§ STATED EXERCISE
Output all the data exactly. Pictures do not belong in the copy.

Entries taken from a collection
──────────
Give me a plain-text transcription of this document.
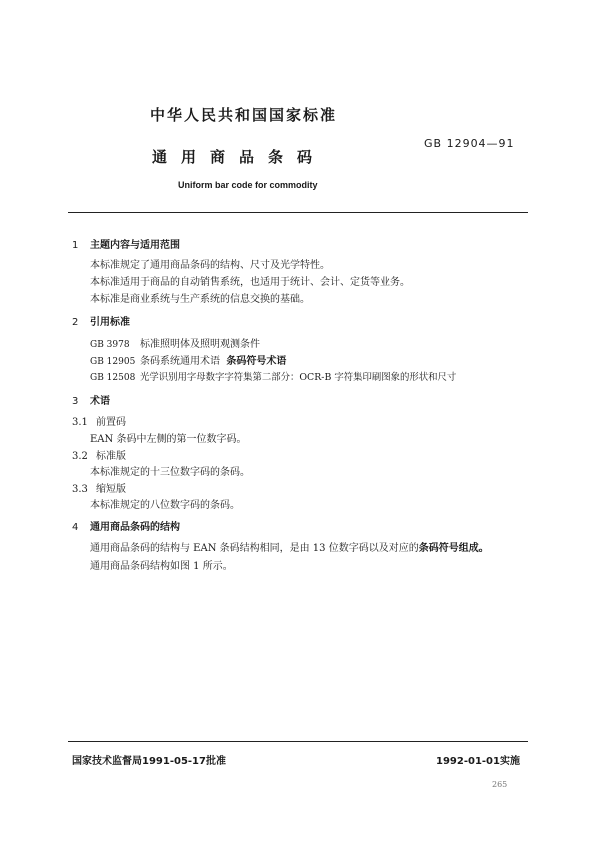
中华人民共和国国家标准
GB 12904—91
通用商品条码
Uniform bar code for commodity
1 主题内容与适用范围
本标准规定了通用商品条码的结构、尺寸及光学特性。
本标准适用于商品的自动销售系统，也适用于统计、会计、定货等业务。
本标准是商业系统与生产系统的信息交换的基础。
2 引用标准
GB 3978 标准照明体及照明观测条件
GB 12905 条码系统通用术语 条码符号术语
GB 12508 光学识别用字母数字字符集第二部分：OCR-B 字符集印刷图象的形状和尺寸
3 术语
3.1 前置码
EAN 条码中左侧的第一位数字码。
3.2 标准版
本标准规定的十三位数字码的条码。
3.3 缩短版
本标准规定的八位数字码的条码。
4 通用商品条码的结构
通用商品条码的结构与 EAN 条码结构相同，是由 13 位数字码以及对应的条码符号组成。
通用商品条码结构如图 1 所示。
国家技术监督局1991-05-17批准	1992-01-01实施
265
──────────
§ RESPONSE
Give me a plain-text transcription of this document.
中华人民共和国国家标准
GB 12904—91
通用商品条码
Uniform bar code for commodity
1 主题内容与适用范围
本标准规定了通用商品条码的结构、尺寸及光学特性。
本标准适用于商品的自动销售系统，也适用于统计、会计、定货等业务。
本标准是商业系统与生产系统的信息交换的基础。
2 引用标准
GB 3978 标准照明体及照明观测条件
GB 12905 条码系统通用术语 条码符号术语
GB 12508 光学识别用字母数字字符集第二部分：OCR-B 字符集印刷图象的形状和尺寸
3 术语
3.1 前置码
EAN 条码中左侧的第一位数字码。
3.2 标准版
本标准规定的十三位数字码的条码。
3.3 缩短版
本标准规定的八位数字码的条码。
4 通用商品条码的结构
通用商品条码的结构与 EAN 条码结构相同，是由 13 位数字码以及对应的条码符号组成。
通用商品条码结构如图 1 所示。
国家技术监督局1991-05-17批准	1992-01-01实施
265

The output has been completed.